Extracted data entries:
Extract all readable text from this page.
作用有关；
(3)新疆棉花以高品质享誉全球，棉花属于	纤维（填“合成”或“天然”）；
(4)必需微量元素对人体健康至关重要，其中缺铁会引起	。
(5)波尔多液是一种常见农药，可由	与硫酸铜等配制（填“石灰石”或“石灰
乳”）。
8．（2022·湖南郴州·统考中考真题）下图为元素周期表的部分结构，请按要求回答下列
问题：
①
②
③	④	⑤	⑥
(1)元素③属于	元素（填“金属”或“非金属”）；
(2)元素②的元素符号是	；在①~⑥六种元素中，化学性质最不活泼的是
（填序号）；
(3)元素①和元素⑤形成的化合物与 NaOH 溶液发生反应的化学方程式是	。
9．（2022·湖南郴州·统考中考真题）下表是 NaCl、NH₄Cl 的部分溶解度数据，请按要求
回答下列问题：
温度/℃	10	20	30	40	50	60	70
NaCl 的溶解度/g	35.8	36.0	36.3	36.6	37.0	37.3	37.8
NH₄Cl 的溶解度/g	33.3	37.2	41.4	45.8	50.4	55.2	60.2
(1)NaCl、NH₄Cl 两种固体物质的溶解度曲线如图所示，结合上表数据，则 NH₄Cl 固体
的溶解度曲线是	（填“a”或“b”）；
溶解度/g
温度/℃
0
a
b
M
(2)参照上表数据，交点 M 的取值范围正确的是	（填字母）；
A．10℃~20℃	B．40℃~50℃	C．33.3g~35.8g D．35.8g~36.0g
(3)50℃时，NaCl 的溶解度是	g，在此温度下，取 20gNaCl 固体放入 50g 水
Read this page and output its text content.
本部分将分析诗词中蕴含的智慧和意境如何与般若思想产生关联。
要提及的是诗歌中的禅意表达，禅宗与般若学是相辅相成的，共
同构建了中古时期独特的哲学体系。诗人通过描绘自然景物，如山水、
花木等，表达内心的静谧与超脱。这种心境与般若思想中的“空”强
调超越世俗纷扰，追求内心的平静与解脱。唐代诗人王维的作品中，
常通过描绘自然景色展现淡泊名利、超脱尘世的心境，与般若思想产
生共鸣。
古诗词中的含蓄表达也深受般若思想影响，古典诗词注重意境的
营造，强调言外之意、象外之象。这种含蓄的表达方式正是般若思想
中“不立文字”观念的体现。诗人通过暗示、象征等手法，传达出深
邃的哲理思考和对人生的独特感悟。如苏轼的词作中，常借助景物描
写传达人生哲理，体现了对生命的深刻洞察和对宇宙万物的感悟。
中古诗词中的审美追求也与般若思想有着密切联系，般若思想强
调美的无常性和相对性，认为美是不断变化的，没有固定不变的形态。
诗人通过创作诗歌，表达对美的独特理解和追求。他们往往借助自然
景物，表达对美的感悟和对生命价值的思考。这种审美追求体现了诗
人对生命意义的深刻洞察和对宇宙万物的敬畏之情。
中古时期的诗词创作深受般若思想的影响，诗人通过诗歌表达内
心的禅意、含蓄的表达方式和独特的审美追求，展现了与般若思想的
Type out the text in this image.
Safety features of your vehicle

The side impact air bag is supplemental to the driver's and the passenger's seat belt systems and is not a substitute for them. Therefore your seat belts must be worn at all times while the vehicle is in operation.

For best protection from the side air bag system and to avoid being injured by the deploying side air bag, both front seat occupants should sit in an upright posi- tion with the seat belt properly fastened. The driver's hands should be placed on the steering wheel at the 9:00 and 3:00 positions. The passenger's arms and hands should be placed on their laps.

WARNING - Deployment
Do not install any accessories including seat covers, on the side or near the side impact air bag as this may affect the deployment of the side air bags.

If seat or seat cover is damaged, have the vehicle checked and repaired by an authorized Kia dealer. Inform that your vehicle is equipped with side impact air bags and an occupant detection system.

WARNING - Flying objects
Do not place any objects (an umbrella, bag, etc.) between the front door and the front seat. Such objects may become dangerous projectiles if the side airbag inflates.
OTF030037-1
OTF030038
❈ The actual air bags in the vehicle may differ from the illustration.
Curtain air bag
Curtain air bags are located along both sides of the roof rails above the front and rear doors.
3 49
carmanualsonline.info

PROBLEM REQUIREMENTS:
Reproduce, word for word, only the lines from the one that contains "Type out the text in this image." through the final line.

REPLY:
Type out the text in this image.
Safety features of your vehicle

The side impact air bag is supplemental to the driver's and the passenger's seat belt systems and is not a substitute for them. Therefore your seat belts must be worn at all times while the vehicle is in operation.

For best protection from the side air bag system and to avoid being injured by the deploying side air bag, both front seat occupants should sit in an upright posi- tion with the seat belt properly fastened. The driver's hands should be placed on the steering wheel at the 9:00 and 3:00 positions. The passenger's arms and hands should be placed on their laps.

WARNING - Deployment
Do not install any accessories including seat covers, on the side or near the side impact air bag as this may affect the deployment of the side air bags.

If seat or seat cover is damaged, have the vehicle checked and repaired by an authorized Kia dealer. Inform that your vehicle is equipped with side impact air bags and an occupant detection system.

WARNING - Flying objects
Do not place any objects (an umbrella, bag, etc.) between the front door and the front seat. Such objects may become dangerous projectiles if the side airbag inflates.
OTF030037-1
OTF030038
❈ The actual air bags in the vehicle may differ from the illustration.
Curtain air bag
Curtain air bags are located along both sides of the roof rails above the front and rear doors.
3 49
carmanualsonline.info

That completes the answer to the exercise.